| CONSEGNA |
Secondo l'intervista a Giovanni Cioni, quanto dura Prima di Napoli e quante ore racconta?

| TESTO DI RIFERIMENTO |
------------
Dossier Giovanni Cioni / 7 - Intervista

Fuori tempo, fuori spazio, l'intervista a Giovanni Cioni, filibustiere del reale.

La città di Napoli è al centro di due tuoi lavori: In Purgatorio e Prima di Napoli. Come è stato entrare nel mondo quasi magico e irrazionale descritto nel documentario In Purgatorio, e che cosa ti ha affascinato di questa dimensione? Come nasce invece l’idea originale di Prima di Napoli, quella, per così dire, di creare una cartolina che si anima?

Diciamo che Prima di Napoli, che fa parte del progetto collettivo Napoli24, è una conseguenza di In Purgatorio, e lo vedo come una sorta di epilogo. In Purgatorio non era un film su Napoli, non si vede mai il mare, il Vesuvio, Prima di Napoli invece è una sola immagine sul porto, Napoli, il Vesuvio. Una sola immagine che racconta 24 ore in una durata di 3 minuti - ma non 24 ore in accelerato, sono frammenti di qualche secondo in tempo reale montati in dissolvenza l’un nell’altro, come delle ellissi di tempo che sprofondano l’una nell’altra. L’idea era di dare questa immagine vertiginosa di un tempo immobile che precipita. In questo ciclo del tempo, la città è come un corpo di cui si sente il respiro.

Quanto a In Purgatorio – c’è una logica onirica del reale di una città, una città che si compone dei vissuti dei suoi abitanti, come una polifonia, dei loro vissuti innumerevoli, dei sogni e dell’immaginario che compongono questo reale, e su questa logica avevo lavorato in progetti precedenti, a Bruxelles dove vivevo. C’erano Le Città Invisibili di Calvino. Un mio amico napoletano mi fece leggere Antropologia delle Anime in Pena, degli antropologi Stefano de Matteis e Marino Niola. Il culto delle anime del purgatorio raccontava proprio questo: i morti senza nome che chiamano in sogno, che chiedono di essere adottati, la realtà urbana del culto. Per di più non conoscevo Napoli, e questo mi permetteva di costruire una rappresentazione della città come se io mi immedesimassi in un’anima in pena che erra, fantasma, sconosciuto, attraverso la sua folla. Quasi come se la Napoli del film fosse il sogno di una capuzziella.

In questa erranza cercavo incontri veri – ho evitato le storie fantastiche di quelli che avevano visto il monaciello, la bella mbriana, ho evitato questo folklore, proprio perché volevo calare questa dimensione onirica in un vissuto reale, in carne e ossa. Non volevo che questa mia ricerca si riducesse ad una metafora del Purgatorio e Napoli. Dunque incontri veri, non persone che siano delle figure che illustrino il tema. Sono molto intuitivo e mi fido delle mie intuizioni, anche se spesso ho difficoltà a spiegarle. Ma sapevo che Sergio e gli amici suoi che passano le serate a giocare a carte a casa sua, erano questa umanità che cercavo. Uso la parola umanità nel senso di essere umano, nel senso in cui ognuno è uno degli altri, nel senso in cui ognuno può ritrovare qualcosa di sé, del proprio vissuto, nel vissuto degli altri. E questo mi importava: non una rappresentazione rassicurante del “Purgatorio di Napoli”, ma un viaggio quasi iniziatico – nel senso in cui ogni iniziazione è un passaggio. E in questo passaggio che è il film, ognuno trova qualcosa che gli parla del proprio vissuto – l’attesa, lo smarrimento, la solitudine, la morte.
------------
Righe dei riquadri degli elementi:

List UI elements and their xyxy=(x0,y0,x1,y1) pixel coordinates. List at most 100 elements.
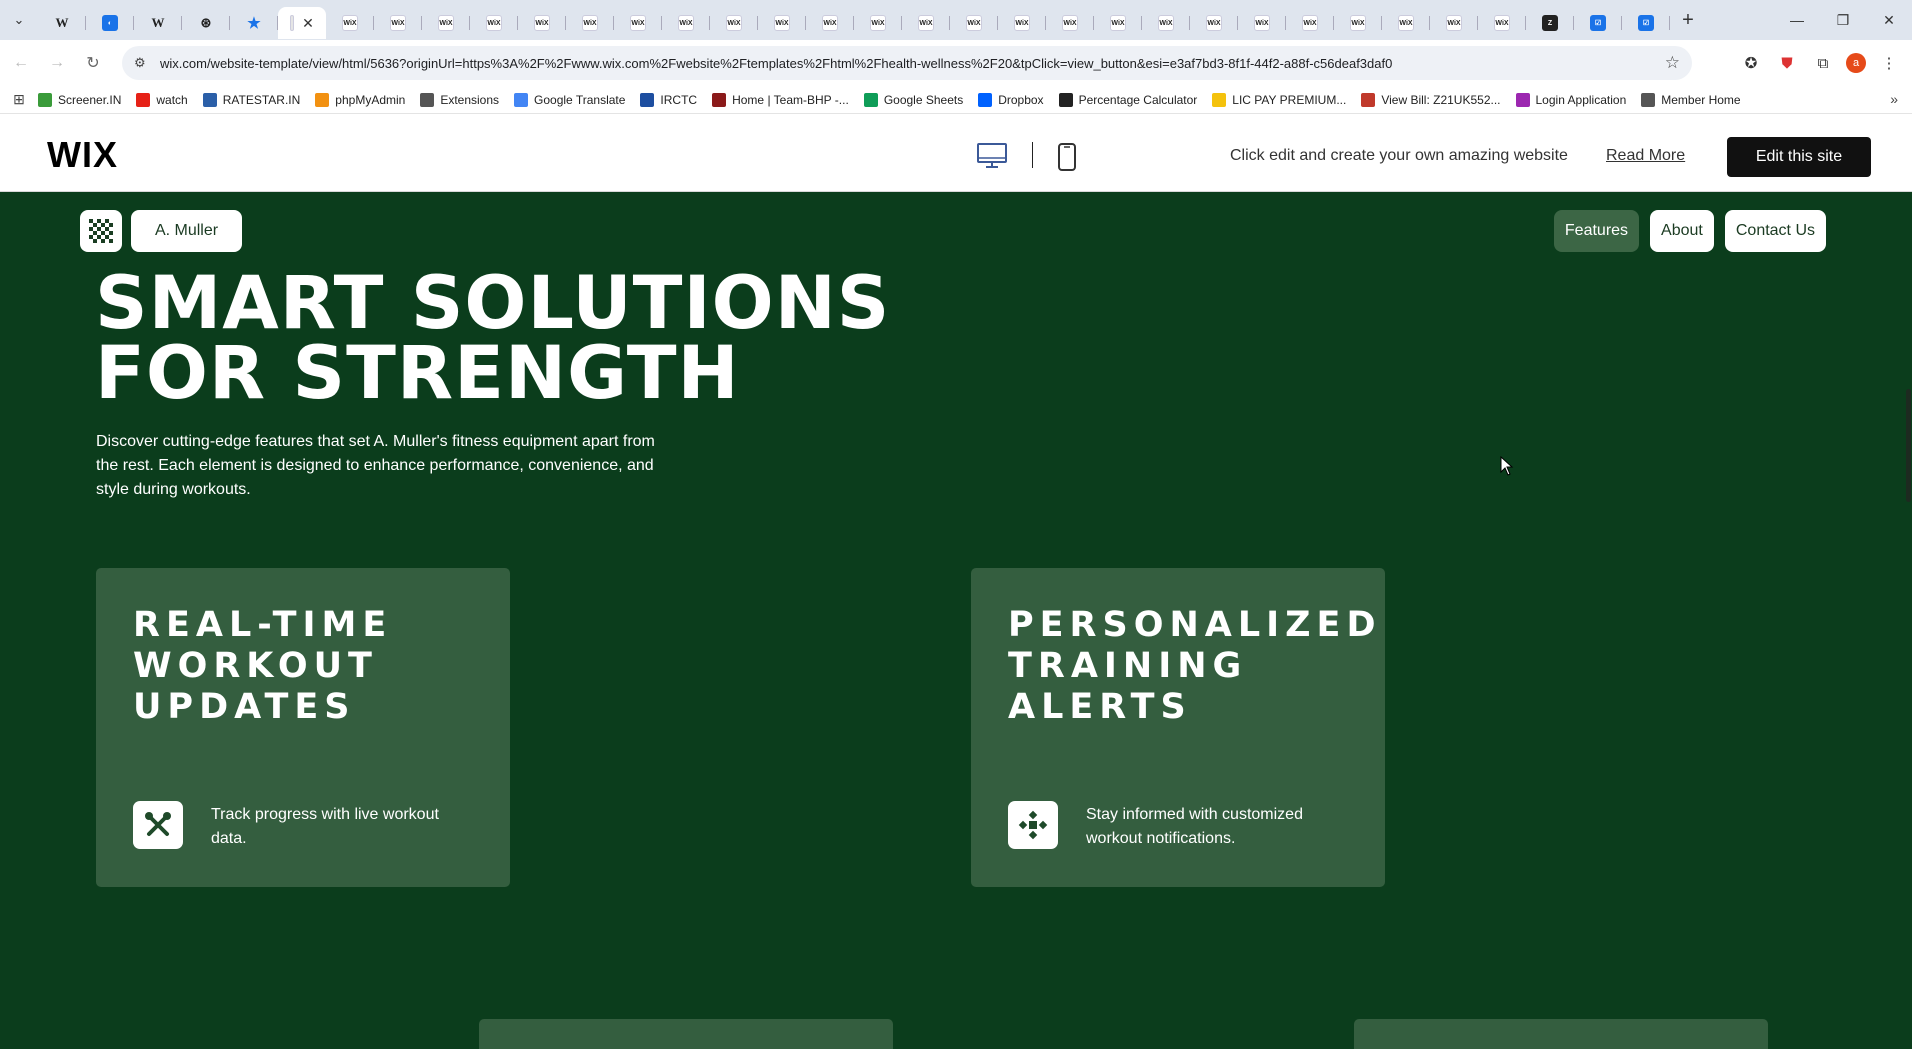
browser-tab[interactable]: WiX xyxy=(758,7,806,39)
nav-contact-us[interactable]: Contact Us xyxy=(1724,210,1826,252)
bookmark-item[interactable]: Percentage Calculator xyxy=(1058,92,1197,107)
browser-tab[interactable]: WiX xyxy=(566,7,614,39)
browser-tab[interactable]: ☑ xyxy=(1574,7,1622,39)
browser-menu-icon[interactable]: ⋮ xyxy=(1876,48,1902,78)
bookmark-item[interactable]: watch xyxy=(136,92,188,107)
wix-icon: WiX xyxy=(1302,15,1318,31)
site-info-icon[interactable]: ⚙ xyxy=(134,55,156,71)
browser-tab[interactable]: WiX xyxy=(1334,7,1382,39)
browser-tab[interactable]: WiX xyxy=(1478,7,1526,39)
bookmark-item[interactable]: Google Translate xyxy=(514,92,626,107)
read-more-link[interactable]: Read More xyxy=(1606,147,1685,165)
browser-tab[interactable]: WiX xyxy=(1094,7,1142,39)
browser-tab[interactable]: Z xyxy=(1526,7,1574,39)
restore-icon[interactable]: ❐ xyxy=(1820,0,1866,40)
wix-icon: WiX xyxy=(630,15,646,31)
bookmark-item[interactable]: phpMyAdmin xyxy=(315,92,405,107)
bookmark-star-icon[interactable]: ☆ xyxy=(1665,53,1680,73)
wix-icon: WiX xyxy=(726,15,742,31)
browser-tab[interactable]: WiX xyxy=(902,7,950,39)
bookmark-item[interactable]: Login Application xyxy=(1515,92,1626,107)
brand-name[interactable]: A. Muller xyxy=(131,210,242,252)
bookmark-item[interactable]: IRCTC xyxy=(640,92,697,107)
wix-icon: WiX xyxy=(1494,15,1510,31)
browser-tab[interactable]: ✕ xyxy=(278,7,326,39)
hero-title-line-1: SMART SOLUTIONS xyxy=(95,261,891,346)
browser-tab[interactable]: WiX xyxy=(710,7,758,39)
browser-tab[interactable]: WiX xyxy=(1382,7,1430,39)
reload-icon[interactable]: ↻ xyxy=(78,48,108,78)
bookmark-item[interactable]: Extensions xyxy=(420,92,499,107)
extensions-puzzle-icon[interactable]: ⧉ xyxy=(1810,48,1836,78)
browser-tab[interactable]: W xyxy=(38,7,86,39)
browser-tab[interactable]: WiX xyxy=(614,7,662,39)
browser-tab[interactable]: WiX xyxy=(422,7,470,39)
bookmark-item[interactable]: Google Sheets xyxy=(863,92,964,107)
browser-tab[interactable]: WiX xyxy=(1190,7,1238,39)
url-field[interactable]: ⚙ wix.com/website-template/view/html/563… xyxy=(122,46,1692,80)
card-title-line: PERSONALIZED xyxy=(1008,605,1382,645)
mobile-view-icon[interactable] xyxy=(1058,143,1076,171)
bookmark-item[interactable]: Member Home xyxy=(1641,92,1741,107)
bookmark-label: LIC PAY PREMIUM... xyxy=(1232,92,1347,107)
browser-tab[interactable]: ★ xyxy=(230,7,278,39)
browser-tab[interactable]: ⊛ xyxy=(182,7,230,39)
browser-tab[interactable]: WiX xyxy=(950,7,998,39)
browser-tab[interactable]: WiX xyxy=(374,7,422,39)
browser-tab[interactable]: WiX xyxy=(326,7,374,39)
profile-avatar[interactable]: a xyxy=(1846,53,1866,73)
bookmark-item[interactable]: LIC PAY PREMIUM... xyxy=(1212,92,1347,107)
bookmark-item[interactable]: View Bill: Z21UK552... xyxy=(1361,92,1501,107)
url-text[interactable]: wix.com/website-template/view/html/5636?… xyxy=(160,56,1392,71)
browser-tab[interactable]: WiX xyxy=(1286,7,1334,39)
browser-tab[interactable]: WiX xyxy=(1430,7,1478,39)
bookmark-label: Member Home xyxy=(1661,92,1741,107)
scrollbar-thumb[interactable] xyxy=(1906,389,1911,502)
wix-icon: WiX xyxy=(1350,15,1366,31)
more-bookmarks-icon[interactable]: » xyxy=(1890,91,1898,107)
close-window-icon[interactable]: ✕ xyxy=(1866,0,1912,40)
extension-globe-icon[interactable]: ✪ xyxy=(1738,48,1764,78)
bookmark-label: Google Sheets xyxy=(883,92,964,107)
browser-tab[interactable]: W xyxy=(134,7,182,39)
browser-tab[interactable]: ☑ xyxy=(1622,7,1670,39)
bookmark-item[interactable]: Home | Team-BHP -... xyxy=(712,92,849,107)
wix-logo[interactable]: WIX xyxy=(47,134,118,176)
page-scrollbar[interactable] xyxy=(1904,193,1912,1040)
browser-tab[interactable]: WiX xyxy=(470,7,518,39)
edit-site-button[interactable]: Edit this site xyxy=(1727,137,1871,177)
bookmark-item[interactable]: Screener.IN xyxy=(38,92,121,107)
apps-grid-icon[interactable]: ⊞ xyxy=(0,91,38,108)
ratestar-icon xyxy=(202,92,217,107)
nav-about[interactable]: About xyxy=(1650,210,1714,252)
card-description: Track progress with live workout data. xyxy=(211,806,439,847)
nav-features[interactable]: Features xyxy=(1553,210,1640,252)
move-icon xyxy=(1008,801,1058,849)
new-tab-button[interactable]: + xyxy=(1670,0,1706,40)
forward-icon[interactable]: → xyxy=(42,48,72,78)
globe-icon: ◐ xyxy=(102,15,118,31)
browser-tab[interactable]: WiX xyxy=(854,7,902,39)
browser-tab[interactable]: WiX xyxy=(518,7,566,39)
card-title-line: WORKOUT xyxy=(133,646,378,686)
browser-tab[interactable]: WiX xyxy=(1046,7,1094,39)
tab-close-icon[interactable]: ✕ xyxy=(302,15,314,32)
wix-icon: WiX xyxy=(342,15,358,31)
bookmark-label: Google Translate xyxy=(534,92,626,107)
site-logo[interactable] xyxy=(80,210,122,252)
wix-icon: WiX xyxy=(486,15,502,31)
browser-tab[interactable]: WiX xyxy=(662,7,710,39)
minimize-icon[interactable]: — xyxy=(1774,0,1820,40)
browser-tab[interactable]: WiX xyxy=(806,7,854,39)
bookmark-item[interactable]: Dropbox xyxy=(978,92,1044,107)
bookmark-item[interactable]: RATESTAR.IN xyxy=(202,92,300,107)
browser-tab[interactable]: WiX xyxy=(998,7,1046,39)
tab-strip: ⌄ W ◐ W ⊛ ★ ✕ WiX WiX WiX WiX WiX WiX WiX WiX WiX WiX Wi… xyxy=(0,0,1912,40)
extension-shield-icon[interactable]: ⛊ xyxy=(1774,48,1800,78)
tab-search-chevron-icon[interactable]: ⌄ xyxy=(0,0,38,40)
back-icon[interactable]: ← xyxy=(6,48,36,78)
browser-tab[interactable]: WiX xyxy=(1238,7,1286,39)
desktop-view-icon[interactable] xyxy=(977,143,1007,169)
browser-tab[interactable]: ◐ xyxy=(86,7,134,39)
browser-tab[interactable]: WiX xyxy=(1142,7,1190,39)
------------
| RISPOSTA |
Dura 3 minuti e racconta 24 ore.